▶ [What to produce]:
Show every line where "value" occurs.
#### Data to use ####
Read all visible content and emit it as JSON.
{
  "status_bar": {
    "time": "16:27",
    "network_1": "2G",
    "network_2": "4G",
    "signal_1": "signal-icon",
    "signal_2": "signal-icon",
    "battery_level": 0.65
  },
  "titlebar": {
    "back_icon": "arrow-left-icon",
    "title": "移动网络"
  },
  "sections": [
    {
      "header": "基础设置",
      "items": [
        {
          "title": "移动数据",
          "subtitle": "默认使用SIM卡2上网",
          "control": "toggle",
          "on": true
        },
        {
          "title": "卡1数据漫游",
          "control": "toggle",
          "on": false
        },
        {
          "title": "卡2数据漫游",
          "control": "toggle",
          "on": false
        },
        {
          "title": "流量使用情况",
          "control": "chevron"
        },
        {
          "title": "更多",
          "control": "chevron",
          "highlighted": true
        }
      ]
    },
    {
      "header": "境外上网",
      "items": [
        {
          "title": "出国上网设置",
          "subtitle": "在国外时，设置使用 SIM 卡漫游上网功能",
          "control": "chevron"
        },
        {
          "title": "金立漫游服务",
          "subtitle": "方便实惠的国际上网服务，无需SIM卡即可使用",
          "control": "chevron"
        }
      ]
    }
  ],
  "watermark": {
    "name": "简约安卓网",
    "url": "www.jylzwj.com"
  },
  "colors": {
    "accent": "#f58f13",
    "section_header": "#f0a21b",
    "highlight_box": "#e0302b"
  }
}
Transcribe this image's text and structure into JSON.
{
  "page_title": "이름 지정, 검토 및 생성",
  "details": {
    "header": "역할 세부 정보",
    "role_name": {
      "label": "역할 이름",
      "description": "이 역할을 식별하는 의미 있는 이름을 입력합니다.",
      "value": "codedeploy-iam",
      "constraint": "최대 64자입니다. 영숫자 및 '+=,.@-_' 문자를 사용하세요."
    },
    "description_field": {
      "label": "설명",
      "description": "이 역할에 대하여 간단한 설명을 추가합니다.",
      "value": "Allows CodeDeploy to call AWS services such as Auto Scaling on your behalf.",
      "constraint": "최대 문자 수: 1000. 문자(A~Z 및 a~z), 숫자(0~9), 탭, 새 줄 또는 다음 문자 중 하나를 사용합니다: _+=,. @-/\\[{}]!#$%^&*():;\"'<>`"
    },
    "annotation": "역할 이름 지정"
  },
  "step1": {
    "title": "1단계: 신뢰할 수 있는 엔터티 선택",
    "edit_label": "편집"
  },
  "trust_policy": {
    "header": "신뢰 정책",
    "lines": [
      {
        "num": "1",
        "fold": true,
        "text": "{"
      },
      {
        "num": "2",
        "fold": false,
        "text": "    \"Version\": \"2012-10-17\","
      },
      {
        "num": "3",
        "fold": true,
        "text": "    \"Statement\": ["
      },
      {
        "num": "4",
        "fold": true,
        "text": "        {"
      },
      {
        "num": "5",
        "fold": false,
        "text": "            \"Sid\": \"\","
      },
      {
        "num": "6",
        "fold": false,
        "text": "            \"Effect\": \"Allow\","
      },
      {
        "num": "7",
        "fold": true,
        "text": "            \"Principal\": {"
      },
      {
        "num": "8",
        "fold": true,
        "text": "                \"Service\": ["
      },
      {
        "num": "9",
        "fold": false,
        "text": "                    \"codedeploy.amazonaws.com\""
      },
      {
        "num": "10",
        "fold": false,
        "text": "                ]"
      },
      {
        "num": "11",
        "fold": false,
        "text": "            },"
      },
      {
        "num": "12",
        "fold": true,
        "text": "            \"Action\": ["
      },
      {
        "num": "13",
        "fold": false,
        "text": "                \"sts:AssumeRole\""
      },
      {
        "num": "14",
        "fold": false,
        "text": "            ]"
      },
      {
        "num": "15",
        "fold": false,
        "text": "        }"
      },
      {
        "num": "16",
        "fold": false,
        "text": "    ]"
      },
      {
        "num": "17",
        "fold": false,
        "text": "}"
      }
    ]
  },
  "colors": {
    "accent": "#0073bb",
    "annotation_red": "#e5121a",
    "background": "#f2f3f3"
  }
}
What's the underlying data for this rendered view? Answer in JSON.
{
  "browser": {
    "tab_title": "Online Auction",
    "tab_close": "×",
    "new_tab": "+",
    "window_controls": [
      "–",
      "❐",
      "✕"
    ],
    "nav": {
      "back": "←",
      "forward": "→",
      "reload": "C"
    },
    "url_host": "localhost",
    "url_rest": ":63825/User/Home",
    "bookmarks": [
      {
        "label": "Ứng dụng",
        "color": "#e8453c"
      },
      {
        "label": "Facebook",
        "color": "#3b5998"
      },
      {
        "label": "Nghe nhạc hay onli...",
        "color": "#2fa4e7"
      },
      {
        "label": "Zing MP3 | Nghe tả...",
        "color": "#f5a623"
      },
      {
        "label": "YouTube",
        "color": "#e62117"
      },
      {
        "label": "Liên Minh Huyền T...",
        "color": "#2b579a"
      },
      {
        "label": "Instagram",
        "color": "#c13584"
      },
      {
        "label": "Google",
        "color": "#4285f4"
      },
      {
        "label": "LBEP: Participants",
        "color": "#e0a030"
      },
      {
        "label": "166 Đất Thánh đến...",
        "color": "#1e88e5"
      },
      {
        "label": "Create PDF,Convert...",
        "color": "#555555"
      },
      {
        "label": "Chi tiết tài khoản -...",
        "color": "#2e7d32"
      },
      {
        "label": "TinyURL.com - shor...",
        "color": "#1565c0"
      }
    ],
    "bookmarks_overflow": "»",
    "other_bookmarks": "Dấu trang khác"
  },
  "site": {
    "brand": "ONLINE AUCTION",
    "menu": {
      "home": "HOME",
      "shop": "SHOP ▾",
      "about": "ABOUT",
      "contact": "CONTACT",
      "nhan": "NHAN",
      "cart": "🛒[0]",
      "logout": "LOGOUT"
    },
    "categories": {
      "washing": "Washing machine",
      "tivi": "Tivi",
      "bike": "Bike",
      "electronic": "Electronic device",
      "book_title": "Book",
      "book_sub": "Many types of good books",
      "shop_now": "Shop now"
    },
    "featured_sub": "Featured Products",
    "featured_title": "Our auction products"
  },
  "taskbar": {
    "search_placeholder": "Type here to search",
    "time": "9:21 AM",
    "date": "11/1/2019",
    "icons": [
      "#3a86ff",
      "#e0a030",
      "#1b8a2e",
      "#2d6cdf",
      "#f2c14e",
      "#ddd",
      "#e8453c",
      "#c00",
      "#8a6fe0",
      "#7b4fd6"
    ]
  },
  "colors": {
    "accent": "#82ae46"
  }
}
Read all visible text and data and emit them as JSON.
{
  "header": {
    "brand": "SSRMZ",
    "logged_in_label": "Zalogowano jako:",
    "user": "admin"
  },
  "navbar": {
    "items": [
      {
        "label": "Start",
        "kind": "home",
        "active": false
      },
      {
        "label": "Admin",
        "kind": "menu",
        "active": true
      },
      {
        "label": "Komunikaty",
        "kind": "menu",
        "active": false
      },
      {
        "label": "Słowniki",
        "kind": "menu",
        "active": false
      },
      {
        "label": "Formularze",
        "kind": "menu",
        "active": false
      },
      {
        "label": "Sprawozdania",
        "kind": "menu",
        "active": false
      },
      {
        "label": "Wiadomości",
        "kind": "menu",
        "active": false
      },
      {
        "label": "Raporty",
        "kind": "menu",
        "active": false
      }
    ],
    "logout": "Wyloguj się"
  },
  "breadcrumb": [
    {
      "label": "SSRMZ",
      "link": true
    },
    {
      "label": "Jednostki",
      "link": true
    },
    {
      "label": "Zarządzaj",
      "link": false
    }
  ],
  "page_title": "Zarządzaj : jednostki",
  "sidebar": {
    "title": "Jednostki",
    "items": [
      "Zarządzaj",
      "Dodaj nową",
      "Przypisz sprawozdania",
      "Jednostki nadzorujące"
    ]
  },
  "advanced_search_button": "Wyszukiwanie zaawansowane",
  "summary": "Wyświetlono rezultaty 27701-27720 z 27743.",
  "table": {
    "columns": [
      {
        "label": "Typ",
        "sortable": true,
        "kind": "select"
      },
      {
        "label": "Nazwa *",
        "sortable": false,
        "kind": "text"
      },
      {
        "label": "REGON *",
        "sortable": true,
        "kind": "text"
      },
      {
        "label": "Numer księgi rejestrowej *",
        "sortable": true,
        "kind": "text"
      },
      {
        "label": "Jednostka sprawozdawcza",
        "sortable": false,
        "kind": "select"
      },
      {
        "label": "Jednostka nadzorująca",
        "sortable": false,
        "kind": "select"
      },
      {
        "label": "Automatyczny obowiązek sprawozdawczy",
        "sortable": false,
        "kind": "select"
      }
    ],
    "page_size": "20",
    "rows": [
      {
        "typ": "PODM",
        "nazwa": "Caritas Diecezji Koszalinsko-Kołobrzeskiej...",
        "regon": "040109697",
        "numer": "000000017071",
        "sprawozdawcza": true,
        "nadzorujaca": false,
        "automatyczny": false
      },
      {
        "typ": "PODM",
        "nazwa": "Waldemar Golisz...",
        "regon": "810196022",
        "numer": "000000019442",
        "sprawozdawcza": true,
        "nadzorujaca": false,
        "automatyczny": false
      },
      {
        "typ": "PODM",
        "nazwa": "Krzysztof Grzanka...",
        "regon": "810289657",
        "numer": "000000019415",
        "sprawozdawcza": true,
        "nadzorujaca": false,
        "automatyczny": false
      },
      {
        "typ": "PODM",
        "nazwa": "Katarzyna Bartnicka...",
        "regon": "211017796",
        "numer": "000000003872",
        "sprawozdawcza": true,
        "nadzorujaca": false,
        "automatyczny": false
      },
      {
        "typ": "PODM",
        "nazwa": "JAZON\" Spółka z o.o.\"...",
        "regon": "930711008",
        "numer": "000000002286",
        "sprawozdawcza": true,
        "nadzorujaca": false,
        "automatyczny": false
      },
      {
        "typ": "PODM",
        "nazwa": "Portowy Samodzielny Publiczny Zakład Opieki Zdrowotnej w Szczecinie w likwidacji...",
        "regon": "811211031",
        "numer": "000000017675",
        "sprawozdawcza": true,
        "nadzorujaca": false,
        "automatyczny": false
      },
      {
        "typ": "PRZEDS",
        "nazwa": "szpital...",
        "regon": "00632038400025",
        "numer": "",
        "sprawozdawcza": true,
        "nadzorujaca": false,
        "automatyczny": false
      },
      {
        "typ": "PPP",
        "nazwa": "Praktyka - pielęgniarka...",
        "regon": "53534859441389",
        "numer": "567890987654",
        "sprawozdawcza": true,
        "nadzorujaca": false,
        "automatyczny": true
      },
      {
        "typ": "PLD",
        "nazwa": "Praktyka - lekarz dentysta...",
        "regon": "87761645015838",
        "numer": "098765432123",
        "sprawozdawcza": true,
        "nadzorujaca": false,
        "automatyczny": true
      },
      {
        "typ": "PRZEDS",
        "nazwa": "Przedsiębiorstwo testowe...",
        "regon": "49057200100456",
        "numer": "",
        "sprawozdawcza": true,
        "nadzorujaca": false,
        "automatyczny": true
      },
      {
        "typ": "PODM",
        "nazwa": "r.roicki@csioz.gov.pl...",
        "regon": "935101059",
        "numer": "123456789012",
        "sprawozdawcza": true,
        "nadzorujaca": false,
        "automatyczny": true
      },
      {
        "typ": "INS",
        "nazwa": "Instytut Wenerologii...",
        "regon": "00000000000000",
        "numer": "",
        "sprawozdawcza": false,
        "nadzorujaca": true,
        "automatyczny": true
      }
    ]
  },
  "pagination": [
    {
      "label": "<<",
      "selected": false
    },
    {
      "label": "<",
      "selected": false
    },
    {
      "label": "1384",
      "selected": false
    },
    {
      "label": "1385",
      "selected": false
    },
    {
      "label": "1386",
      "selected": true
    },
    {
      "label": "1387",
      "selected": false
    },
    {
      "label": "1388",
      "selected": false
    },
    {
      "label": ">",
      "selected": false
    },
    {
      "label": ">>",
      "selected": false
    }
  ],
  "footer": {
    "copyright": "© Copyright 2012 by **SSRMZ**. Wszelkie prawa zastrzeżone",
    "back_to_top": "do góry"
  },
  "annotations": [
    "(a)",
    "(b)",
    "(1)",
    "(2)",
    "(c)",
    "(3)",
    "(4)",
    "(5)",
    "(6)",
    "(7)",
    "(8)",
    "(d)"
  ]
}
####
▶ [Task solution]:
      "value": "codedeploy-iam",
      "value": "Allows CodeDeploy to call AWS services such as Auto Scaling on your behalf.",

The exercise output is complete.